Data for this exercise »
========================================

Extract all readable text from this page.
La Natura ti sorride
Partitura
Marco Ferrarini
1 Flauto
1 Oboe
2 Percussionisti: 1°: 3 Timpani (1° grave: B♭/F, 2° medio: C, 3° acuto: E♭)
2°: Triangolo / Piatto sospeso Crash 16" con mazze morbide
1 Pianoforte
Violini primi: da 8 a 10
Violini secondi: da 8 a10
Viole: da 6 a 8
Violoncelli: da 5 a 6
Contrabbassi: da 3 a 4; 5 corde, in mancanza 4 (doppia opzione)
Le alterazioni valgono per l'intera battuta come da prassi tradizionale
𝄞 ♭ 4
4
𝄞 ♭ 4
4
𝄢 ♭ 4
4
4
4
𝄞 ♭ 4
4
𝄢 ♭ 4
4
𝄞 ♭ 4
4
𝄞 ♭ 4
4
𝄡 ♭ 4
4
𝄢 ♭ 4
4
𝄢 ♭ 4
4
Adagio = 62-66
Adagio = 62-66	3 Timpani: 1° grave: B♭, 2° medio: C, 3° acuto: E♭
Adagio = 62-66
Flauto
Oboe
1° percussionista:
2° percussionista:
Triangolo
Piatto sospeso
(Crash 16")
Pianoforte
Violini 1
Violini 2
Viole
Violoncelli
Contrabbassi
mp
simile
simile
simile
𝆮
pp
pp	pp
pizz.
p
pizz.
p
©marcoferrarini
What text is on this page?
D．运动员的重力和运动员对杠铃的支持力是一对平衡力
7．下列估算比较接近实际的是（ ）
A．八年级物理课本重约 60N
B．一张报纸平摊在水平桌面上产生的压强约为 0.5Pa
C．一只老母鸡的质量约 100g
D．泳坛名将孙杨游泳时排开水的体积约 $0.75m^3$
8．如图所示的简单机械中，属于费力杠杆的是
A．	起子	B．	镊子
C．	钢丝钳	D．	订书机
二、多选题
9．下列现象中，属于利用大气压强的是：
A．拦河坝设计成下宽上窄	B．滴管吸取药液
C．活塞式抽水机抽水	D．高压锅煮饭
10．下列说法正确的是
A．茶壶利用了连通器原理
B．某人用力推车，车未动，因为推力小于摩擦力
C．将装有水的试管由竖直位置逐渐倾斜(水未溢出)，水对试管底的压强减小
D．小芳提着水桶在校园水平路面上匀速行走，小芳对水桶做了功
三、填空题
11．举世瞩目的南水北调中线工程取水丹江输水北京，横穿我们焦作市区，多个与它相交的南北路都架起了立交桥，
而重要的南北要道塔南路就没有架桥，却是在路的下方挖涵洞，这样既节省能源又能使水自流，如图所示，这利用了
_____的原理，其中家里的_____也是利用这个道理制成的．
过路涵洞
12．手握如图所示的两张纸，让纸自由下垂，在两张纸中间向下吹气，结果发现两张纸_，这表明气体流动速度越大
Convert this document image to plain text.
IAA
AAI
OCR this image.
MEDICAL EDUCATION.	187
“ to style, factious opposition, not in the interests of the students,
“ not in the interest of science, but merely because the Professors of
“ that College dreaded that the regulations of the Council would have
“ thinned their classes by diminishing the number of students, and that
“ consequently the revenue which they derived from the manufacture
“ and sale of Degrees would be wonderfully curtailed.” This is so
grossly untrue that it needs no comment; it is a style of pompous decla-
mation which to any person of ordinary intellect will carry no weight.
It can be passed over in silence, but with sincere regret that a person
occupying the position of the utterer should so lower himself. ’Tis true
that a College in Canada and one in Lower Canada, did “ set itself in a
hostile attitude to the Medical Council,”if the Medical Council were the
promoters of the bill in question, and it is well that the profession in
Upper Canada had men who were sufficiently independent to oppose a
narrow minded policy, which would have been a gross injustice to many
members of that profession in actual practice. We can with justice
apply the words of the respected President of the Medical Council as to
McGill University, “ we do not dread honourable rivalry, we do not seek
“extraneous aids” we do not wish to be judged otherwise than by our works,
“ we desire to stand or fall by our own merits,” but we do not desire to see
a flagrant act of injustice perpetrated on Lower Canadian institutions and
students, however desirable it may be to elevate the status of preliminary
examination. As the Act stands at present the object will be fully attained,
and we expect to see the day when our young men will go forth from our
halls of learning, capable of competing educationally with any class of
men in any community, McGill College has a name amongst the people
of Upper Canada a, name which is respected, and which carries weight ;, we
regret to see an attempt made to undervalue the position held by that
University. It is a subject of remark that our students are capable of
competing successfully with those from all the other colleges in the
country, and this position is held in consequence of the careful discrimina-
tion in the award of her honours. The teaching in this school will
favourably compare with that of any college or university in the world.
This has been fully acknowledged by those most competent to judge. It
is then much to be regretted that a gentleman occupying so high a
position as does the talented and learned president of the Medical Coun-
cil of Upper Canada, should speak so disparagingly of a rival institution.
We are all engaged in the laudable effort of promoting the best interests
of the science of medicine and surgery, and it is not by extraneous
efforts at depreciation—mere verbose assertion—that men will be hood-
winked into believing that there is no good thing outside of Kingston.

========================================

Problem details »
Word for word, extract all the records.

Solution for this task »
Extract all readable text from this page.
La Natura ti sorride
Partitura
Marco Ferrarini
1 Flauto
1 Oboe
2 Percussionisti: 1°: 3 Timpani (1° grave: B♭/F, 2° medio: C, 3° acuto: E♭)
2°: Triangolo / Piatto sospeso Crash 16" con mazze morbide
1 Pianoforte
Violini primi: da 8 a 10
Violini secondi: da 8 a10
Viole: da 6 a 8
Violoncelli: da 5 a 6
Contrabbassi: da 3 a 4; 5 corde, in mancanza 4 (doppia opzione)
Le alterazioni valgono per l'intera battuta come da prassi tradizionale
𝄞 ♭ 4
4
𝄞 ♭ 4
4
𝄢 ♭ 4
4
4
4
𝄞 ♭ 4
4
𝄢 ♭ 4
4
𝄞 ♭ 4
4
𝄞 ♭ 4
4
𝄡 ♭ 4
4
𝄢 ♭ 4
4
𝄢 ♭ 4
4
Adagio = 62-66
Adagio = 62-66	3 Timpani: 1° grave: B♭, 2° medio: C, 3° acuto: E♭
Adagio = 62-66
Flauto
Oboe
1° percussionista:
2° percussionista:
Triangolo
Piatto sospeso
(Crash 16")
Pianoforte
Violini 1
Violini 2
Viole
Violoncelli
Contrabbassi
mp
simile
simile
simile
𝆮
pp
pp	pp
pizz.
p
pizz.
p
©marcoferrarini
What text is on this page?
D．运动员的重力和运动员对杠铃的支持力是一对平衡力
7．下列估算比较接近实际的是（ ）
A．八年级物理课本重约 60N
B．一张报纸平摊在水平桌面上产生的压强约为 0.5Pa
C．一只老母鸡的质量约 100g
D．泳坛名将孙杨游泳时排开水的体积约 $0.75m^3$
8．如图所示的简单机械中，属于费力杠杆的是
A．	起子	B．	镊子
C．	钢丝钳	D．	订书机
二、多选题
9．下列现象中，属于利用大气压强的是：
A．拦河坝设计成下宽上窄	B．滴管吸取药液
C．活塞式抽水机抽水	D．高压锅煮饭
10．下列说法正确的是
A．茶壶利用了连通器原理
B．某人用力推车，车未动，因为推力小于摩擦力
C．将装有水的试管由竖直位置逐渐倾斜(水未溢出)，水对试管底的压强减小
D．小芳提着水桶在校园水平路面上匀速行走，小芳对水桶做了功
三、填空题
11．举世瞩目的南水北调中线工程取水丹江输水北京，横穿我们焦作市区，多个与它相交的南北路都架起了立交桥，
而重要的南北要道塔南路就没有架桥，却是在路的下方挖涵洞，这样既节省能源又能使水自流，如图所示，这利用了
_____的原理，其中家里的_____也是利用这个道理制成的．
过路涵洞
12．手握如图所示的两张纸，让纸自由下垂，在两张纸中间向下吹气，结果发现两张纸_，这表明气体流动速度越大
Convert this document image to plain text.
IAA
AAI
OCR this image.
MEDICAL EDUCATION.	187
“ to style, factious opposition, not in the interests of the students,
“ not in the interest of science, but merely because the Professors of
“ that College dreaded that the regulations of the Council would have
“ thinned their classes by diminishing the number of students, and that
“ consequently the revenue which they derived from the manufacture
“ and sale of Degrees would be wonderfully curtailed.” This is so
grossly untrue that it needs no comment; it is a style of pompous decla-
mation which to any person of ordinary intellect will carry no weight.
It can be passed over in silence, but with sincere regret that a person
occupying the position of the utterer should so lower himself. ’Tis true
that a College in Canada and one in Lower Canada, did “ set itself in a
hostile attitude to the Medical Council,”if the Medical Council were the
promoters of the bill in question, and it is well that the profession in
Upper Canada had men who were sufficiently independent to oppose a
narrow minded policy, which would have been a gross injustice to many
members of that profession in actual practice. We can with justice
apply the words of the respected President of the Medical Council as to
McGill University, “ we do not dread honourable rivalry, we do not seek
“extraneous aids” we do not wish to be judged otherwise than by our works,
“ we desire to stand or fall by our own merits,” but we do not desire to see
a flagrant act of injustice perpetrated on Lower Canadian institutions and
students, however desirable it may be to elevate the status of preliminary
examination. As the Act stands at present the object will be fully attained,
and we expect to see the day when our young men will go forth from our
halls of learning, capable of competing educationally with any class of
men in any community, McGill College has a name amongst the people
of Upper Canada a, name which is respected, and which carries weight ;, we
regret to see an attempt made to undervalue the position held by that
University. It is a subject of remark that our students are capable of
competing successfully with those from all the other colleges in the
country, and this position is held in consequence of the careful discrimina-
tion in the award of her honours. The teaching in this school will
favourably compare with that of any college or university in the world.
This has been fully acknowledged by those most competent to judge. It
is then much to be regretted that a gentleman occupying so high a
position as does the talented and learned president of the Medical Coun-
cil of Upper Canada, should speak so disparagingly of a rival institution.
We are all engaged in the laudable effort of promoting the best interests
of the science of medicine and surgery, and it is not by extraneous
efforts at depreciation—mere verbose assertion—that men will be hood-
winked into believing that there is no good thing outside of Kingston.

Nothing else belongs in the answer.